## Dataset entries
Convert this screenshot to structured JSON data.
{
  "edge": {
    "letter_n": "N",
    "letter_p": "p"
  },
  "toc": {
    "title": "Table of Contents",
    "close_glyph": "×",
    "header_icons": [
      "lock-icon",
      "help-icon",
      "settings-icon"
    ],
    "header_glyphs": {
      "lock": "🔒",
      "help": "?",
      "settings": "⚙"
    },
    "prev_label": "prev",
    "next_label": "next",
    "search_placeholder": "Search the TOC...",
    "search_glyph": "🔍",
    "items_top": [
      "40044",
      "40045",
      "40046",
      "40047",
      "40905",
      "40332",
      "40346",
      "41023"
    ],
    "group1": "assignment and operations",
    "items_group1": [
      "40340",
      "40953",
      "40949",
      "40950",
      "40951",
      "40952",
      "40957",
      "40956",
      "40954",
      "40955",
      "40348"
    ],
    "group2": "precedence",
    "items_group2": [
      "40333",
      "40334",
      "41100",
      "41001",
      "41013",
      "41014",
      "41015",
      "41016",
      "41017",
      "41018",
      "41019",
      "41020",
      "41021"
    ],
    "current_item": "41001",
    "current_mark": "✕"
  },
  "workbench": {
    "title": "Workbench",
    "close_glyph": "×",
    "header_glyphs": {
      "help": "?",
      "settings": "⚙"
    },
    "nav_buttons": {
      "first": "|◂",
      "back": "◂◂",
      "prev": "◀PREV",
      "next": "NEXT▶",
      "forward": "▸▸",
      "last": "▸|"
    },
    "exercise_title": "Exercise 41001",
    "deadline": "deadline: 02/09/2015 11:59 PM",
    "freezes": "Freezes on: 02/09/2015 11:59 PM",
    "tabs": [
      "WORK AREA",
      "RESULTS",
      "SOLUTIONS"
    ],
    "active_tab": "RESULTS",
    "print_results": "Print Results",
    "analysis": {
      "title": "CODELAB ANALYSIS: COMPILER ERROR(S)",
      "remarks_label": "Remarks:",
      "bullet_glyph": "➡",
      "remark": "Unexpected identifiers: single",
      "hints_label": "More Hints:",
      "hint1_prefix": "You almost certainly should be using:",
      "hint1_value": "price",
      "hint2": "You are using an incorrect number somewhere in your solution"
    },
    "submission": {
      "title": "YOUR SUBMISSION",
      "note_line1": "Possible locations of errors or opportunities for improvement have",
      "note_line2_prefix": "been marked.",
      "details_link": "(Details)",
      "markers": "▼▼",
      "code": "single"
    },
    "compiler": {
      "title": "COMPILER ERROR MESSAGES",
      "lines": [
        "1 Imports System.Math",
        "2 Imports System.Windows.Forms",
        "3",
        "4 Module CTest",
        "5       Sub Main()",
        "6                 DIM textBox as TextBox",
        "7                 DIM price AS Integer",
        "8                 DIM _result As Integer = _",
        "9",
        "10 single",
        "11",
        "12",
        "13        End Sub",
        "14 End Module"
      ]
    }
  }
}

## GOAL
Write out the whole listing again, exactly as it stands.

## ANSWER IN FULL
Convert this screenshot to structured JSON data.
{
  "edge": {
    "letter_n": "N",
    "letter_p": "p"
  },
  "toc": {
    "title": "Table of Contents",
    "close_glyph": "×",
    "header_icons": [
      "lock-icon",
      "help-icon",
      "settings-icon"
    ],
    "header_glyphs": {
      "lock": "🔒",
      "help": "?",
      "settings": "⚙"
    },
    "prev_label": "prev",
    "next_label": "next",
    "search_placeholder": "Search the TOC...",
    "search_glyph": "🔍",
    "items_top": [
      "40044",
      "40045",
      "40046",
      "40047",
      "40905",
      "40332",
      "40346",
      "41023"
    ],
    "group1": "assignment and operations",
    "items_group1": [
      "40340",
      "40953",
      "40949",
      "40950",
      "40951",
      "40952",
      "40957",
      "40956",
      "40954",
      "40955",
      "40348"
    ],
    "group2": "precedence",
    "items_group2": [
      "40333",
      "40334",
      "41100",
      "41001",
      "41013",
      "41014",
      "41015",
      "41016",
      "41017",
      "41018",
      "41019",
      "41020",
      "41021"
    ],
    "current_item": "41001",
    "current_mark": "✕"
  },
  "workbench": {
    "title": "Workbench",
    "close_glyph": "×",
    "header_glyphs": {
      "help": "?",
      "settings": "⚙"
    },
    "nav_buttons": {
      "first": "|◂",
      "back": "◂◂",
      "prev": "◀PREV",
      "next": "NEXT▶",
      "forward": "▸▸",
      "last": "▸|"
    },
    "exercise_title": "Exercise 41001",
    "deadline": "deadline: 02/09/2015 11:59 PM",
    "freezes": "Freezes on: 02/09/2015 11:59 PM",
    "tabs": [
      "WORK AREA",
      "RESULTS",
      "SOLUTIONS"
    ],
    "active_tab": "RESULTS",
    "print_results": "Print Results",
    "analysis": {
      "title": "CODELAB ANALYSIS: COMPILER ERROR(S)",
      "remarks_label": "Remarks:",
      "bullet_glyph": "➡",
      "remark": "Unexpected identifiers: single",
      "hints_label": "More Hints:",
      "hint1_prefix": "You almost certainly should be using:",
      "hint1_value": "price",
      "hint2": "You are using an incorrect number somewhere in your solution"
    },
    "submission": {
      "title": "YOUR SUBMISSION",
      "note_line1": "Possible locations of errors or opportunities for improvement have",
      "note_line2_prefix": "been marked.",
      "details_link": "(Details)",
      "markers": "▼▼",
      "code": "single"
    },
    "compiler": {
      "title": "COMPILER ERROR MESSAGES",
      "lines": [
        "1 Imports System.Math",
        "2 Imports System.Windows.Forms",
        "3",
        "4 Module CTest",
        "5       Sub Main()",
        "6                 DIM textBox as TextBox",
        "7                 DIM price AS Integer",
        "8                 DIM _result As Integer = _",
        "9",
        "10 single",
        "11",
        "12",
        "13        End Sub",
        "14 End Module"
      ]
    }
  }
}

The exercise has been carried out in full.